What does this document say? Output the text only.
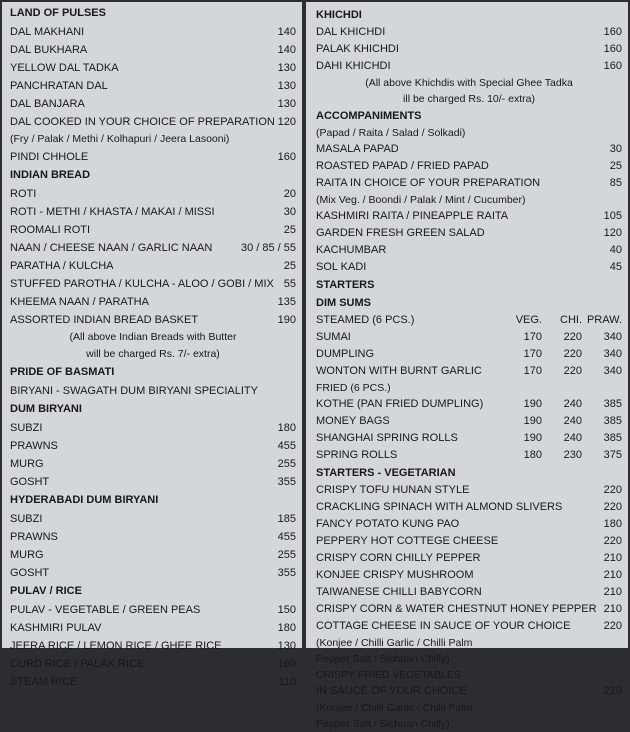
LAND OF PULSES
DAL MAKHANI	140
DAL BUKHARA	140
YELLOW DAL TADKA	130
PANCHRATAN DAL	130
DAL BANJARA	130
DAL COOKED IN YOUR CHOICE OF PREPARATION 120
(Fry / Palak / Methi / Kolhapuri / Jeera Lasooni)
PINDI CHHOLE	160
INDIAN BREAD
ROTI	20
ROTI - METHI / KHASTA / MAKAI / MISSI	30
ROOMALI ROTI	25
NAAN / CHEESE NAAN / GARLIC NAAN	30 / 85 / 55
PARATHA / KULCHA	25
STUFFED PAROTHA / KULCHA - ALOO / GOBI / MIX 55
KHEEMA NAAN / PARATHA	135
ASSORTED INDIAN BREAD BASKET	190
(All above Indian Breads with Butter
will be charged Rs. 7/- extra)
PRIDE OF BASMATI
BIRYANI - SWAGATH DUM BIRYANI SPECIALITY
DUM BIRYANI
SUBZI	180
PRAWNS	455
MURG	255
GOSHT	355
HYDERABADI DUM BIRYANI
SUBZI	185
PRAWNS	455
MURG	255
GOSHT	355
PULAV / RICE
PULAV - VEGETABLE / GREEN PEAS	150
KASHMIRI PULAV	180
JEERA RICE / LEMON RICE / GHEE RICE	130
CURD RICE / PALAK RICE	160
STEAM RICE	110
KHICHDI
DAL KHICHDI	160
PALAK KHICHDI	160
DAHI KHICHDI	160
(All above Khichdis with Special Ghee Tadka
ill be charged Rs. 10/- extra)
ACCOMPANIMENTS
(Papad / Raita / Salad / Solkadi)
MASALA PAPAD	30
ROASTED PAPAD / FRIED PAPAD	25
RAITA IN CHOICE OF YOUR PREPARATION	85
(Mix Veg. / Boondi / Palak / Mint / Cucumber)
KASHMIRI RAITA / PINEAPPLE RAITA	105
GARDEN FRESH GREEN SALAD	120
KACHUMBAR	40
SOL KADI	45
STARTERS
DIM SUMS
STEAMED (6 PCS.)	VEG.	CHI. PRAW.
SUMAI	170	220	340
DUMPLING	170	220	340
WONTON WITH BURNT GARLIC	170	220	340
FRIED (6 PCS.)
KOTHE (PAN FRIED DUMPLING)	190	240	385
MONEY BAGS	190	240	385
SHANGHAI SPRING ROLLS	190	240	385
SPRING ROLLS	180	230	375
STARTERS - VEGETARIAN
CRISPY TOFU HUNAN STYLE	220
CRACKLING SPINACH WITH ALMOND SLIVERS	220
FANCY POTATO KUNG PAO	180
PEPPERY HOT COTTEGE CHEESE	220
CRISPY CORN CHILLY PEPPER	210
KONJEE CRISPY MUSHROOM	210
TAIWANESE CHILLI BABYCORN	210
CRISPY CORN & WATER CHESTNUT HONEY PEPPER 210
COTTAGE CHEESE IN SAUCE OF YOUR CHOICE	220
(Konjee / Chilli Garlic / Chilli Palm
Pepper Salt / Sichuan Chilly)
CRISPY FRIED VEGETABLES
IN SAUCE OF YOUR CHOICE	210
(Konjee / Chilli Garlic / Chilli Palm
Pepper Salt / Sichuan Chilly)
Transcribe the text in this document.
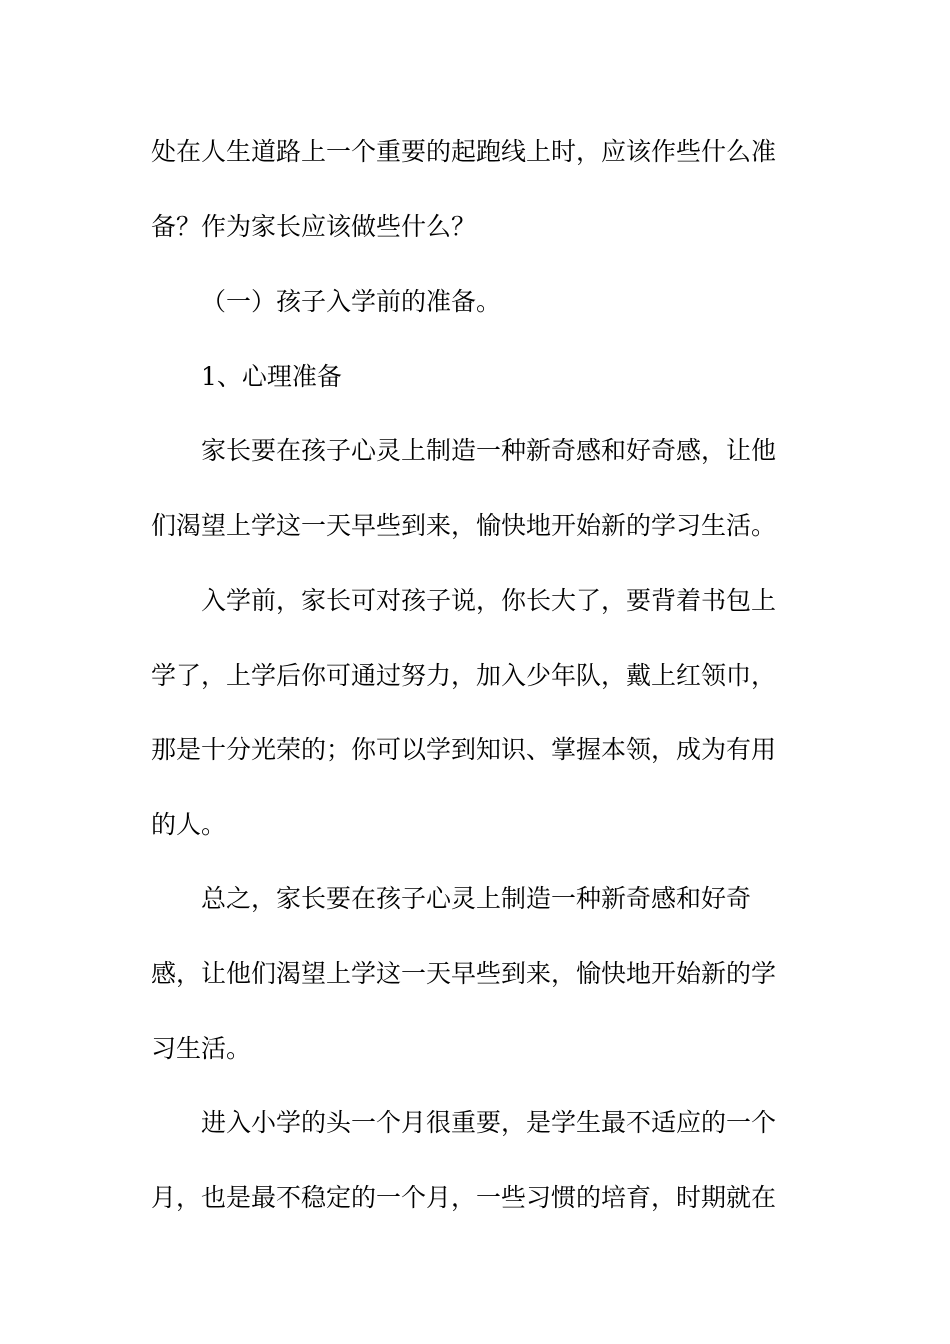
处在人生道路上一个重要的起跑线上时，应该作些什么准
备？作为家长应该做些什么？
（一）孩子入学前的准备。
1、心理准备
家长要在孩子心灵上制造一种新奇感和好奇感，让他
们渴望上学这一天早些到来，愉快地开始新的学习生活。
入学前，家长可对孩子说，你长大了，要背着书包上
学了，上学后你可通过努力，加入少年队，戴上红领巾，
那是十分光荣的；你可以学到知识、掌握本领，成为有用
的人。
总之，家长要在孩子心灵上制造一种新奇感和好奇
感，让他们渴望上学这一天早些到来，愉快地开始新的学
习生活。
进入小学的头一个月很重要，是学生最不适应的一个
月，也是最不稳定的一个月，一些习惯的培育，时期就在
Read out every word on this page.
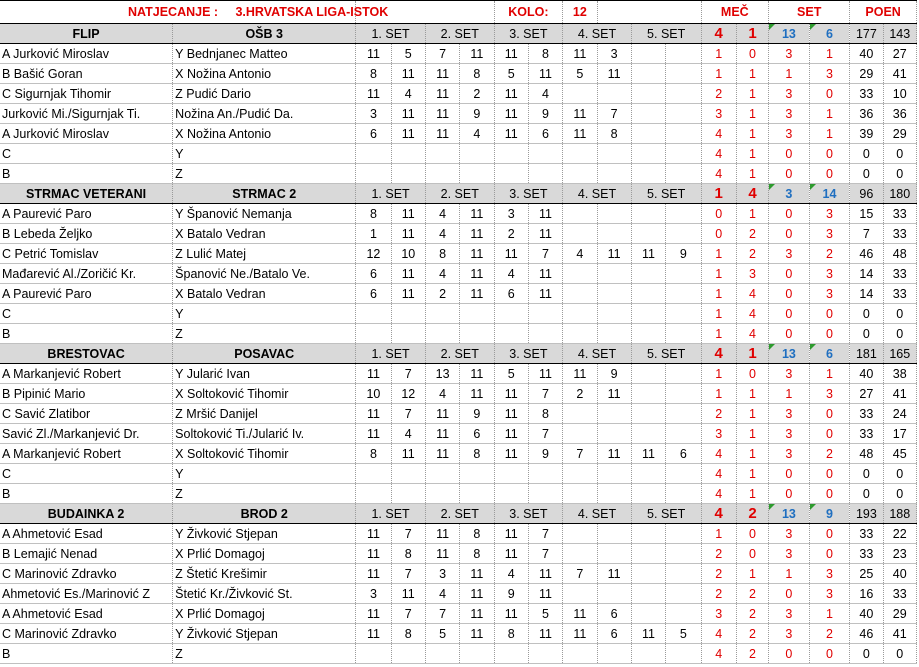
NATJECANJE : 3.HRVATSKA LIGA-ISTOK						KOLO:		12				MEČ		SET		POEN	
FLIP	OŠB 3	1. SET		2. SET		3. SET		4. SET		5. SET		4	1	13	6	177	143
A Jurković Miroslav	Y Bednjanec Matteo	11	5	7	11	11	8	11	3			1	0	3	1	40	27
B Bašić Goran	X Nožina Antonio	8	11	11	8	5	11	5	11			1	1	1	3	29	41
C Sigurnjak Tihomir	Z Pudić Dario	11	4	11	2	11	4					2	1	3	0	33	10
Jurković Mi./Sigurnjak Ti.	Nožina An./Pudić Da.	3	11	11	9	11	9	11	7			3	1	3	1	36	36
A Jurković Miroslav	X Nožina Antonio	6	11	11	4	11	6	11	8			4	1	3	1	39	29
C	Y											4	1	0	0	0	0
B	Z											4	1	0	0	0	0
STRMAC VETERANI	STRMAC 2	1. SET		2. SET		3. SET		4. SET		5. SET		1	4	3	14	96	180
A Paurević Paro	Y Španović Nemanja	8	11	4	11	3	11					0	1	0	3	15	33
B Lebeda Željko	X Batalo Vedran	1	11	4	11	2	11					0	2	0	3	7	33
C Petrić Tomislav	Z Lulić Matej	12	10	8	11	11	7	4	11	11	9	1	2	3	2	46	48
Mađarević Al./Zoričić Kr.	Španović Ne./Batalo Ve.	6	11	4	11	4	11					1	3	0	3	14	33
A Paurević Paro	X Batalo Vedran	6	11	2	11	6	11					1	4	0	3	14	33
C	Y											1	4	0	0	0	0
B	Z											1	4	0	0	0	0
BRESTOVAC	POSAVAC	1. SET		2. SET		3. SET		4. SET		5. SET		4	1	13	6	181	165
A Markanjević Robert	Y Jularić Ivan	11	7	13	11	5	11	11	9			1	0	3	1	40	38
B Pipinić Mario	X Soltoković Tihomir	10	12	4	11	11	7	2	11			1	1	1	3	27	41
C Savić Zlatibor	Z Mršić Danijel	11	7	11	9	11	8					2	1	3	0	33	24
Savić Zl./Markanjević Dr.	Soltoković Ti./Jularić Iv.	11	4	11	6	11	7					3	1	3	0	33	17
A Markanjević Robert	X Soltoković Tihomir	8	11	11	8	11	9	7	11	11	6	4	1	3	2	48	45
C	Y											4	1	0	0	0	0
B	Z											4	1	0	0	0	0
BUDAINKA 2	BROD 2	1. SET		2. SET		3. SET		4. SET		5. SET		4	2	13	9	193	188
A Ahmetović Esad	Y Živković Stjepan	11	7	11	8	11	7					1	0	3	0	33	22
B Lemajić Nenad	X Prlić Domagoj	11	8	11	8	11	7					2	0	3	0	33	23
C Marinović Zdravko	Z Štetić Krešimir	11	7	3	11	4	11	7	11			2	1	1	3	25	40
Ahmetović Es./Marinović Z	Štetić Kr./Živković St.	3	11	4	11	9	11					2	2	0	3	16	33
A Ahmetović Esad	X Prlić Domagoj	11	7	7	11	11	5	11	6			3	2	3	1	40	29
C Marinović Zdravko	Y Živković Stjepan	11	8	5	11	8	11	11	6	11	5	4	2	3	2	46	41
B	Z											4	2	0	0	0	0
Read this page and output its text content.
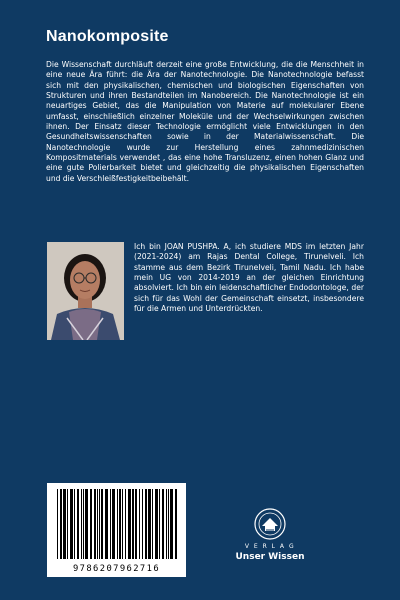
Nanokomposite

Die Wissenschaft durchläuft derzeit eine große Entwicklung, die die Menschheit in eine neue Ära führt: die Ära der Nanotechnologie. Die Nanotechnologie befasst sich mit den physikalischen, chemischen und biologischen Eigenschaften von Strukturen und ihren Bestandteilen im Nanobereich. Die Nanotechnologie ist ein neuartiges Gebiet, das die Manipulation von Materie auf molekularer Ebene umfasst, einschließlich einzelner Moleküle und der Wechselwirkungen zwischen ihnen. Der Einsatz dieser Technologie ermöglicht viele Entwicklungen in den Gesundheitswissenschaften sowie in der Materialwissenschaft. Die Nanotechnologie wurde zur Herstellung eines zahnmedizinischen Kompositmaterials verwendet , das eine hohe Transluzenz, einen hohen Glanz und eine gute Polierbarkeit bietet und gleichzeitig die physikalischen Eigenschaften und die Verschleißfestigkeitbeibehält.

Ich bin JOAN PUSHPA. A, ich studiere MDS im letzten Jahr (2021-2024) am Rajas Dental College, Tirunelveli. Ich stamme aus dem Bezirk Tirunelveli, Tamil Nadu. Ich habe mein UG von 2014-2019 an der gleichen Einrichtung absolviert. Ich bin ein leidenschaftlicher Endodontologe, der sich für das Wohl der Gemeinschaft einsetzt, insbesondere für die Armen und Unterdrückten.

9786207962716
V E R L A G
Unser Wissen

--- Work to be completed ---
Give only the number of lines in the material above that hold the word "PARATHA".

--- Worked answer ---
2